◆ **What you should do**:
Write out each of the drawing layout entries below word for word, omitting the pictures.

>> Start Records for this task

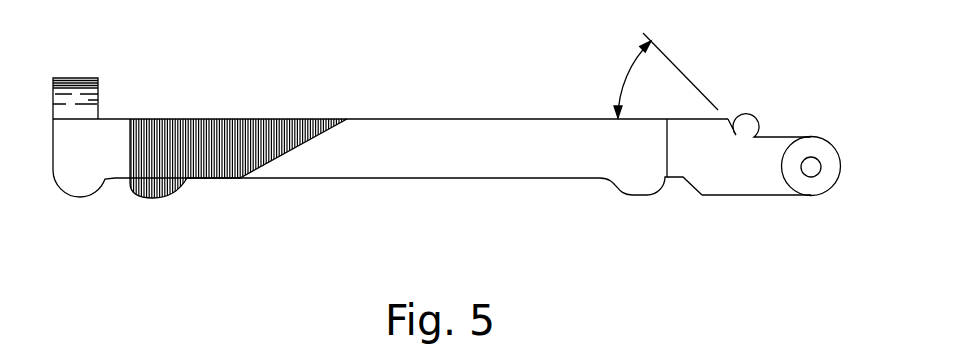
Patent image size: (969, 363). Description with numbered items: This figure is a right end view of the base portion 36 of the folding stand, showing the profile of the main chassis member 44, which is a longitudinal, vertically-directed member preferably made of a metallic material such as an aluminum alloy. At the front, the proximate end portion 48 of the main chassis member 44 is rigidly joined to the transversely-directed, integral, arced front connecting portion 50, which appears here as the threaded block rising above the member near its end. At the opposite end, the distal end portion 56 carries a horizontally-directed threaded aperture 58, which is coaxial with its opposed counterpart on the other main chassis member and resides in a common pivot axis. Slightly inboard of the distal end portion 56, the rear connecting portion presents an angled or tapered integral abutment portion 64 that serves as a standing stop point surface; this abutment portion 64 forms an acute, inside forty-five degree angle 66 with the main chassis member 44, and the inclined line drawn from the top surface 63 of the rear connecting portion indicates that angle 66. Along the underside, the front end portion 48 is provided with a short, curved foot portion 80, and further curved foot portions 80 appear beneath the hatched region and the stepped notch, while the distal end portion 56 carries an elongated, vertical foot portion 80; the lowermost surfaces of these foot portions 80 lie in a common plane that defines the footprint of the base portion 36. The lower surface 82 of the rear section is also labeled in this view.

The base portion 36 is at (455, 149).
The main chassis member 44 is at (390, 140).
The front end portion 48 is at (63, 153).
The front connecting portion 50 is at (92, 103).
The distal end portion 56 is at (817, 185).
The threaded aperture 58 is at (803, 153).
The top surface 63 is at (690, 118).
The angled abutment portion 64 is at (757, 137).
The acute angle 66 is at (624, 80).
The foot portion 80 is at (80, 197).
The lower surface 82 is at (763, 195).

>> End Records for this task

◆ **Exercise result**:
Patent image size: (969, 363). Description with numbered items: This figure is a right end view of the base portion 36 of the folding stand, showing the profile of the main chassis member 44, which is a longitudinal, vertically-directed member preferably made of a metallic material such as an aluminum alloy. At the front, the proximate end portion 48 of the main chassis member 44 is rigidly joined to the transversely-directed, integral, arced front connecting portion 50, which appears here as the threaded block rising above the member near its end. At the opposite end, the distal end portion 56 carries a horizontally-directed threaded aperture 58, which is coaxial with its opposed counterpart on the other main chassis member and resides in a common pivot axis. Slightly inboard of the distal end portion 56, the rear connecting portion presents an angled or tapered integral abutment portion 64 that serves as a standing stop point surface; this abutment portion 64 forms an acute, inside forty-five degree angle 66 with the main chassis member 44, and the inclined line drawn from the top surface 63 of the rear connecting portion indicates that angle 66. Along the underside, the front end portion 48 is provided with a short, curved foot portion 80, and further curved foot portions 80 appear beneath the hatched region and the stepped notch, while the distal end portion 56 carries an elongated, vertical foot portion 80; the lowermost surfaces of these foot portions 80 lie in a common plane that defines the footprint of the base portion 36. The lower surface 82 of the rear section is also labeled in this view.

The base portion 36 is at (455, 149).
The main chassis member 44 is at (390, 140).
The front end portion 48 is at (63, 153).
The front connecting portion 50 is at (92, 103).
The distal end portion 56 is at (817, 185).
The threaded aperture 58 is at (803, 153).
The top surface 63 is at (690, 118).
The angled abutment portion 64 is at (757, 137).
The acute angle 66 is at (624, 80).
The foot portion 80 is at (80, 197).
The lower surface 82 is at (763, 195).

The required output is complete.